- **TASK TO COMPLETE**: Records follow. Select each line holding "data".

++++ MATERIALS PROVIDED ++++

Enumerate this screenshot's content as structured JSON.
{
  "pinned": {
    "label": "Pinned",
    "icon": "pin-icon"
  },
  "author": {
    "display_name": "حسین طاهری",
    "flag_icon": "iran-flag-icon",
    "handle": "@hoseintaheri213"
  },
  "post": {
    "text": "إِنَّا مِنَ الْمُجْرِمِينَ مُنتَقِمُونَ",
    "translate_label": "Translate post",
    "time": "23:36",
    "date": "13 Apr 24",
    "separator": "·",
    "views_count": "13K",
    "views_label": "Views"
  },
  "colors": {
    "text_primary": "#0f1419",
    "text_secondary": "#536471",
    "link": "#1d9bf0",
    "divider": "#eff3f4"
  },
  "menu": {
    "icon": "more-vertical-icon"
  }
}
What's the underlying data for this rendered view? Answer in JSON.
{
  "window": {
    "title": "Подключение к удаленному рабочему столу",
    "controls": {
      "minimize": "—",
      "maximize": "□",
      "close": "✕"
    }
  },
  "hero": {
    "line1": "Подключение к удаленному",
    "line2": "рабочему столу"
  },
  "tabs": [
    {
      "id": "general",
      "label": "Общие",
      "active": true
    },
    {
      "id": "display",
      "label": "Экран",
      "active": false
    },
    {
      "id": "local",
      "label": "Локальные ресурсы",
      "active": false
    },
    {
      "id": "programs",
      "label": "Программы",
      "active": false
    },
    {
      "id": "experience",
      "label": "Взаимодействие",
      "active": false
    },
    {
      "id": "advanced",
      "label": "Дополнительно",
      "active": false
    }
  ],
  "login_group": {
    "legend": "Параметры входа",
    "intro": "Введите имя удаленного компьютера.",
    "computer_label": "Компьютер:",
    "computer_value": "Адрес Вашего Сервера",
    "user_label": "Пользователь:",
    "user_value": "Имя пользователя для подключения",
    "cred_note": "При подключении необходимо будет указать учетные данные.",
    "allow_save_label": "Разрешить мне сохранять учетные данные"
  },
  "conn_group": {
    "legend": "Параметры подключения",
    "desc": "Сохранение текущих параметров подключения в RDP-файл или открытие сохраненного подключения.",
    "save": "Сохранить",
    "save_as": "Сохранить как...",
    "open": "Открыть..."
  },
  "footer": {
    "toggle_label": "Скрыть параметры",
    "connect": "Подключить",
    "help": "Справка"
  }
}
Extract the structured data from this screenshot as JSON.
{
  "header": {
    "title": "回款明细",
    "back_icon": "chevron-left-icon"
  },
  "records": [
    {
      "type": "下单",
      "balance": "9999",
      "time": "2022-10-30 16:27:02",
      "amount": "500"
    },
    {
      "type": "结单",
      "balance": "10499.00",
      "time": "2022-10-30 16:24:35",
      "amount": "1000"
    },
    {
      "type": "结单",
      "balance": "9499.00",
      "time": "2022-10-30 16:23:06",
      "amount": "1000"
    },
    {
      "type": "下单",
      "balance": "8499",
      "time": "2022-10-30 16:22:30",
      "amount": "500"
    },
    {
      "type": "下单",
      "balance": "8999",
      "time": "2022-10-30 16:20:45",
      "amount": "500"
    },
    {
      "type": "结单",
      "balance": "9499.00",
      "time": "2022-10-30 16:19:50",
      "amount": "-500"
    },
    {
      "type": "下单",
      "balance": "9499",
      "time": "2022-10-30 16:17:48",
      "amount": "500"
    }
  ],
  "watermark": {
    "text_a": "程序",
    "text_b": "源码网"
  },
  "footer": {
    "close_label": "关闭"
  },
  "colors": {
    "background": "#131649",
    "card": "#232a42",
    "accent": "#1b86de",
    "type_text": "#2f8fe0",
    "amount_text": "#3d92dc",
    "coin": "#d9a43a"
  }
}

++++

- **COMPLETED TASK**:
What's the underlying data for this rendered view? Answer in JSON.
Extract the structured data from this screenshot as JSON.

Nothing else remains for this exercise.